[WHAT YOU NEED TO DO] Copy out the lines that include the word "used".

+ + +

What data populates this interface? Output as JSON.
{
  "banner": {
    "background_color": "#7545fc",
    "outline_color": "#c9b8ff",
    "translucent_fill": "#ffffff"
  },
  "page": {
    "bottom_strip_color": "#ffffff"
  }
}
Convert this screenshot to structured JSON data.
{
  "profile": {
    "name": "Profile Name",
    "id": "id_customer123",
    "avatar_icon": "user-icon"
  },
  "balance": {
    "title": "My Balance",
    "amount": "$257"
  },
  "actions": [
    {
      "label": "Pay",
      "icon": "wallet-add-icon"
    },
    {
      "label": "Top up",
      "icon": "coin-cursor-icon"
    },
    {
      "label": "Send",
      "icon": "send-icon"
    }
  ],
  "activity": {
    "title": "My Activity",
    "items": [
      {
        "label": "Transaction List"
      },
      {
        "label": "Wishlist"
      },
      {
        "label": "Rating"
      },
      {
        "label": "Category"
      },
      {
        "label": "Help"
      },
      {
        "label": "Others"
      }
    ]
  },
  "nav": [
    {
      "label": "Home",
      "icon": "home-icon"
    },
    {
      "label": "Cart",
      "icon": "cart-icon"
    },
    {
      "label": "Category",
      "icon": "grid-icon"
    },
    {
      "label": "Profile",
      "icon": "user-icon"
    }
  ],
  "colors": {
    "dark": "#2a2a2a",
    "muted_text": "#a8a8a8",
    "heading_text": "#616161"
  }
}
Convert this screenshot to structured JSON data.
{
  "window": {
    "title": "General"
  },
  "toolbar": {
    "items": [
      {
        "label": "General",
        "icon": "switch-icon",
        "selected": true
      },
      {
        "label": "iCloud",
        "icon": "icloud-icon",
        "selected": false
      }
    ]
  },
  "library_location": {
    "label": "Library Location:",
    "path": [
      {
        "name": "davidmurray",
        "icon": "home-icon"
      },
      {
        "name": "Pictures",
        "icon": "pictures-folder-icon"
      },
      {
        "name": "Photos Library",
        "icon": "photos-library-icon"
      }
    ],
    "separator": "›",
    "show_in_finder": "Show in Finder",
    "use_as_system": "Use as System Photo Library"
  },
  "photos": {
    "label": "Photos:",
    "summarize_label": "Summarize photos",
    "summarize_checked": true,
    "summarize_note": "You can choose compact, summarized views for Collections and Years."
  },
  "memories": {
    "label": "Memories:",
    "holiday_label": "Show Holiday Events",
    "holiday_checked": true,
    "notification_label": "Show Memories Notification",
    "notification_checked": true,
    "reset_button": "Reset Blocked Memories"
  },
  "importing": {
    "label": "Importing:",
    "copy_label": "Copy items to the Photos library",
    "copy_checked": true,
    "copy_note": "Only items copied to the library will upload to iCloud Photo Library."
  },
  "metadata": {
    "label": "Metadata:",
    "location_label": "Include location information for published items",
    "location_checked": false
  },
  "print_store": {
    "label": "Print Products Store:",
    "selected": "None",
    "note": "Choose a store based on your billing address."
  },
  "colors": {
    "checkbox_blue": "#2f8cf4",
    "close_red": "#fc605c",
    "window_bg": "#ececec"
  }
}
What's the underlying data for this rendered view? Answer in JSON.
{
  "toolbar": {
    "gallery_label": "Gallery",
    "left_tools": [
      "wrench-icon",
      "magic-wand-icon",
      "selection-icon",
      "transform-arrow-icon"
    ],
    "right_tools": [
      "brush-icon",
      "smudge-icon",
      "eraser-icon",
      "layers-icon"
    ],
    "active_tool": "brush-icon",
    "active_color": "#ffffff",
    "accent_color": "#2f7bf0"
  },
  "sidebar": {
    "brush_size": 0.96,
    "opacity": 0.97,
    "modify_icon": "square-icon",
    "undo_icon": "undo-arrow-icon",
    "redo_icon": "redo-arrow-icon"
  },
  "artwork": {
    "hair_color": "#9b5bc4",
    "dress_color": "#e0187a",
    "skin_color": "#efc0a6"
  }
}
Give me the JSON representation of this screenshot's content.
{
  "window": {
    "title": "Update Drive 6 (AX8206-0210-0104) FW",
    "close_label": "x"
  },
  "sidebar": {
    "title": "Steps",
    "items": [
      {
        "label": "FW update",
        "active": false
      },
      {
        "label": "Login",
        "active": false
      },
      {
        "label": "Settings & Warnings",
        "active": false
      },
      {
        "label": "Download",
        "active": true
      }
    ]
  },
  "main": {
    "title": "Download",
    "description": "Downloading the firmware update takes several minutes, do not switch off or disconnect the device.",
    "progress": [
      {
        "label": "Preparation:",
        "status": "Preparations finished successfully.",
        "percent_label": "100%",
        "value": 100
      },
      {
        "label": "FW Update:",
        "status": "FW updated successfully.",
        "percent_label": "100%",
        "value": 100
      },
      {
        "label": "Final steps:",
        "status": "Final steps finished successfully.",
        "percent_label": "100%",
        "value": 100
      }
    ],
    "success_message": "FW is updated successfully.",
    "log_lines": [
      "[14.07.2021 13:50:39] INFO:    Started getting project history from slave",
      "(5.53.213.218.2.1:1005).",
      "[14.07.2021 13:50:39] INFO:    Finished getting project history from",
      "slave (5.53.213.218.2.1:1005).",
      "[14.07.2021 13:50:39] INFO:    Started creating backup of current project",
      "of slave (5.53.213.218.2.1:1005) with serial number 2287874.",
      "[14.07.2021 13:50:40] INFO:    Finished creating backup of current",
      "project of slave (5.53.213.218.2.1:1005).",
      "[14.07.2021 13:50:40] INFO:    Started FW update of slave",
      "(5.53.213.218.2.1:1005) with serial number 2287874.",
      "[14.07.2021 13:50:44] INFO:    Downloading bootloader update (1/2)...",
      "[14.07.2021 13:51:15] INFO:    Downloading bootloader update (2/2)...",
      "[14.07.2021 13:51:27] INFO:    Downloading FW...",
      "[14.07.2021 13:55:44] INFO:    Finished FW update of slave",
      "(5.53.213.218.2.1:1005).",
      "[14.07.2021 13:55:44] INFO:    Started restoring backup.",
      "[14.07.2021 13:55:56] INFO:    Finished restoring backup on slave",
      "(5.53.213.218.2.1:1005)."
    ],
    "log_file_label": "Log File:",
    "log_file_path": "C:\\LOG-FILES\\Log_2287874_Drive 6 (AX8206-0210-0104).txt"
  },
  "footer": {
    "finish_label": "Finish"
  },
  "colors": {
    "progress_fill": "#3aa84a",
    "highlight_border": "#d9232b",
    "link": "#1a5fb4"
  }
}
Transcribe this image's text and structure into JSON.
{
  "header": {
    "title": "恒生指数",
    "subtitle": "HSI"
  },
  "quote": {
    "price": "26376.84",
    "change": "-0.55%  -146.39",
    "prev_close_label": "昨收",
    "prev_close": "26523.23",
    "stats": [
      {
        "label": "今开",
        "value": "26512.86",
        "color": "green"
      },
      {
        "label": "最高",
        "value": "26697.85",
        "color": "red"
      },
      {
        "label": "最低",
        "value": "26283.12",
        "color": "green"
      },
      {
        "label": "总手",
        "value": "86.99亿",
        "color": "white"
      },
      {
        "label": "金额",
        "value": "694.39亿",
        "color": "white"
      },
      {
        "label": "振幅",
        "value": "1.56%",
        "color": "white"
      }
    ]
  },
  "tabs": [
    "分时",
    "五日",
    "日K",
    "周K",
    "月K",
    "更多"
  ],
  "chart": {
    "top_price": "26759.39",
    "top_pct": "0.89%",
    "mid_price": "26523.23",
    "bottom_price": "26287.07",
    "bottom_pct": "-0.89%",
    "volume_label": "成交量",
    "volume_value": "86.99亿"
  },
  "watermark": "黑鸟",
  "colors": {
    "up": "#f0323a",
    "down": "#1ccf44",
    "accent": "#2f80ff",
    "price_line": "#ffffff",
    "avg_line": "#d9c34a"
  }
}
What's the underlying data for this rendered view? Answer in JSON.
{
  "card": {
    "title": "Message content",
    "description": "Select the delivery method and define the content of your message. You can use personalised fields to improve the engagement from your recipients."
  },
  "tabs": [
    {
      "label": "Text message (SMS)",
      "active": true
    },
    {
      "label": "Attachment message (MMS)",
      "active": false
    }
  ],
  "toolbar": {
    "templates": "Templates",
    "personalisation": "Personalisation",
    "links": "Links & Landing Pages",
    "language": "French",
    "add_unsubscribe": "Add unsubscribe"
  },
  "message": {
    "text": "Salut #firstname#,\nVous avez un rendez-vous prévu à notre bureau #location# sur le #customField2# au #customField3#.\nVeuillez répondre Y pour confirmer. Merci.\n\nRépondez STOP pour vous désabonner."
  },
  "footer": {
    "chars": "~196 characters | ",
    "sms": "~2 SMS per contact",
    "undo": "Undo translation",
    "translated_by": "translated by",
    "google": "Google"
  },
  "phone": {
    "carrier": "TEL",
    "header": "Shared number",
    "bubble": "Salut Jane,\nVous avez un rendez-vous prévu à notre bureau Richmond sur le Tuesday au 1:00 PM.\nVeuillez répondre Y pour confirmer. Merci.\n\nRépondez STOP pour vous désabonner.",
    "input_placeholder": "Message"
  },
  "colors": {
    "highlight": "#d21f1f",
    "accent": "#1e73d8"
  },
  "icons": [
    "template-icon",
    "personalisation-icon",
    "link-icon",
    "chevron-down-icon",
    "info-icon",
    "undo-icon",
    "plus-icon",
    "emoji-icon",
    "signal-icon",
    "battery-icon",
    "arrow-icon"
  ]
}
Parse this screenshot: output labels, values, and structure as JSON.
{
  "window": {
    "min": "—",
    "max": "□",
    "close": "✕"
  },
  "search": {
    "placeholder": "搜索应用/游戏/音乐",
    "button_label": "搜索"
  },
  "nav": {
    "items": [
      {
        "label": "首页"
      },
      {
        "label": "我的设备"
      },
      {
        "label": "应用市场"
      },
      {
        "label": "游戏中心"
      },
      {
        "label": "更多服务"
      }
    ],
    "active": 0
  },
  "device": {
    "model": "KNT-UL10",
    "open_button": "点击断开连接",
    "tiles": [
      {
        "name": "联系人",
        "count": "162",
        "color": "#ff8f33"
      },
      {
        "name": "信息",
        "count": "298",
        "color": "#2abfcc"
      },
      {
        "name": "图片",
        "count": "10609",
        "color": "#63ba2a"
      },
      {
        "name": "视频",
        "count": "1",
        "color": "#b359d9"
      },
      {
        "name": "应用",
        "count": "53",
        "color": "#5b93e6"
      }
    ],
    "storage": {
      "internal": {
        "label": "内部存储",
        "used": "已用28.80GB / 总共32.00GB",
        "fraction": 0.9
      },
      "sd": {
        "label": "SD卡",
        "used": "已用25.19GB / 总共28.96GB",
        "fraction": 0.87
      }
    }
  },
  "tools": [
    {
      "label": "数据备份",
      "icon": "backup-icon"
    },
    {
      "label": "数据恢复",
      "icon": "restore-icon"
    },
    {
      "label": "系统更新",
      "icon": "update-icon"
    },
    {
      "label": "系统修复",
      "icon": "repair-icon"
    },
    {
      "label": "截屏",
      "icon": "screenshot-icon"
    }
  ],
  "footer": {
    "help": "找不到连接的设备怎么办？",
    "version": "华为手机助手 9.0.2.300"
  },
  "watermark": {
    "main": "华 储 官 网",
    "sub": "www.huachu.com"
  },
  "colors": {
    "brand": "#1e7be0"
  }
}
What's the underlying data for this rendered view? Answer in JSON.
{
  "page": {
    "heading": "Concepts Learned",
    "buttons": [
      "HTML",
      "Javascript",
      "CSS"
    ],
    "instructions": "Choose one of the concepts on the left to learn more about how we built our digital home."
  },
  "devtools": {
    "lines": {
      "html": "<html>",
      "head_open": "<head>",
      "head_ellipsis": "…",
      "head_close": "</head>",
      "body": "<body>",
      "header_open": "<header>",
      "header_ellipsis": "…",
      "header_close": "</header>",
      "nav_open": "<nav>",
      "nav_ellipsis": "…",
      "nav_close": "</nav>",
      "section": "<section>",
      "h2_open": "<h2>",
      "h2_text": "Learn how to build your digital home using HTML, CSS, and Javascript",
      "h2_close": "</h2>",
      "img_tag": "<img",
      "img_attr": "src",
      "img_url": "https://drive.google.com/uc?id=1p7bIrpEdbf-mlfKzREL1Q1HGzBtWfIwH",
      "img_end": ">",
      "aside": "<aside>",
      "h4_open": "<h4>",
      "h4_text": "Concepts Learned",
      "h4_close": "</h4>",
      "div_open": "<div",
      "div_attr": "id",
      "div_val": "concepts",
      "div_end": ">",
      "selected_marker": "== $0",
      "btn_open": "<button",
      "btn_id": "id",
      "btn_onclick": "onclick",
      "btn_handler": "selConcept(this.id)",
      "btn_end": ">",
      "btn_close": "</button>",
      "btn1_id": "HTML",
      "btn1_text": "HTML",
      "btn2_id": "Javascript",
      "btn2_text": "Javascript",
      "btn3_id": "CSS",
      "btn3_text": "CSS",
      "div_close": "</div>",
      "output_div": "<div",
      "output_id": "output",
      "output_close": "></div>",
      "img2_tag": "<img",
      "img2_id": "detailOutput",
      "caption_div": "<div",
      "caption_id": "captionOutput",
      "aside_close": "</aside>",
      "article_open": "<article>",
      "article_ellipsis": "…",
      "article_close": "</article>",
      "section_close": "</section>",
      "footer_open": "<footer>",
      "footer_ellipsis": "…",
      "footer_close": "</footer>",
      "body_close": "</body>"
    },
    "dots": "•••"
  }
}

+ + +

[CORRECT OUTPUT]
        "used": "已用28.80GB / 总共32.00GB",
        "used": "已用25.19GB / 总共28.96GB",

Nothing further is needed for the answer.